*Task instructions:*
Write down every entry below once more, exactly.

*Exercise inputs:*
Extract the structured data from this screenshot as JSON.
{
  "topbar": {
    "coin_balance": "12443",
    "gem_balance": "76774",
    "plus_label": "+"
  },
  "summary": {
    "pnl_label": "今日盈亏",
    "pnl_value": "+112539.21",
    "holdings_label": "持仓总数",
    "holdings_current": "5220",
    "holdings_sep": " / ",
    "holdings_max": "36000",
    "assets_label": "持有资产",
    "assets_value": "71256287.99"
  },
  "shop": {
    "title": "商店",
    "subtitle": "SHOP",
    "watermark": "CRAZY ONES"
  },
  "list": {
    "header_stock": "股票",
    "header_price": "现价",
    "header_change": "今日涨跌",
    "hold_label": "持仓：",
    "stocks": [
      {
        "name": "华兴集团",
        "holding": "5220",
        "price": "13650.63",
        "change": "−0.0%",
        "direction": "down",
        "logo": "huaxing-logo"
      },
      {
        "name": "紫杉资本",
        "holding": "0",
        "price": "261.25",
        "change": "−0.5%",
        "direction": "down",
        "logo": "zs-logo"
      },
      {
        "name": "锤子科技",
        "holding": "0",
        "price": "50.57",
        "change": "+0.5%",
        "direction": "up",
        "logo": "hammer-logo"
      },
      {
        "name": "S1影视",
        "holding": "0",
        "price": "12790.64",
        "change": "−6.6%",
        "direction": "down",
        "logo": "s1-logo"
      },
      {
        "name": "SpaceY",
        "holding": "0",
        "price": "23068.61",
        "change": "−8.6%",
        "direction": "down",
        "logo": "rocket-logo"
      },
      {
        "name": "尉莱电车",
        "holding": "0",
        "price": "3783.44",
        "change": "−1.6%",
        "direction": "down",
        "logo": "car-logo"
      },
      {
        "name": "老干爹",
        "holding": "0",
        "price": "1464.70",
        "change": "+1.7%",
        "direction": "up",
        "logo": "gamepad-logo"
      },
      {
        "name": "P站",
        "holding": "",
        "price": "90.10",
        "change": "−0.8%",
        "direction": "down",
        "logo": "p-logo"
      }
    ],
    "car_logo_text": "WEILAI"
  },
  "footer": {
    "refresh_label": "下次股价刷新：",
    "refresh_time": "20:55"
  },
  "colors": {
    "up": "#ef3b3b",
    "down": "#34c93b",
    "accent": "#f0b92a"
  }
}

*Problem solution:*
Extract the structured data from this screenshot as JSON.
{
  "topbar": {
    "coin_balance": "12443",
    "gem_balance": "76774",
    "plus_label": "+"
  },
  "summary": {
    "pnl_label": "今日盈亏",
    "pnl_value": "+112539.21",
    "holdings_label": "持仓总数",
    "holdings_current": "5220",
    "holdings_sep": " / ",
    "holdings_max": "36000",
    "assets_label": "持有资产",
    "assets_value": "71256287.99"
  },
  "shop": {
    "title": "商店",
    "subtitle": "SHOP",
    "watermark": "CRAZY ONES"
  },
  "list": {
    "header_stock": "股票",
    "header_price": "现价",
    "header_change": "今日涨跌",
    "hold_label": "持仓：",
    "stocks": [
      {
        "name": "华兴集团",
        "holding": "5220",
        "price": "13650.63",
        "change": "−0.0%",
        "direction": "down",
        "logo": "huaxing-logo"
      },
      {
        "name": "紫杉资本",
        "holding": "0",
        "price": "261.25",
        "change": "−0.5%",
        "direction": "down",
        "logo": "zs-logo"
      },
      {
        "name": "锤子科技",
        "holding": "0",
        "price": "50.57",
        "change": "+0.5%",
        "direction": "up",
        "logo": "hammer-logo"
      },
      {
        "name": "S1影视",
        "holding": "0",
        "price": "12790.64",
        "change": "−6.6%",
        "direction": "down",
        "logo": "s1-logo"
      },
      {
        "name": "SpaceY",
        "holding": "0",
        "price": "23068.61",
        "change": "−8.6%",
        "direction": "down",
        "logo": "rocket-logo"
      },
      {
        "name": "尉莱电车",
        "holding": "0",
        "price": "3783.44",
        "change": "−1.6%",
        "direction": "down",
        "logo": "car-logo"
      },
      {
        "name": "老干爹",
        "holding": "0",
        "price": "1464.70",
        "change": "+1.7%",
        "direction": "up",
        "logo": "gamepad-logo"
      },
      {
        "name": "P站",
        "holding": "",
        "price": "90.10",
        "change": "−0.8%",
        "direction": "down",
        "logo": "p-logo"
      }
    ],
    "car_logo_text": "WEILAI"
  },
  "footer": {
    "refresh_label": "下次股价刷新：",
    "refresh_time": "20:55"
  },
  "colors": {
    "up": "#ef3b3b",
    "down": "#34c93b",
    "accent": "#f0b92a"
  }
}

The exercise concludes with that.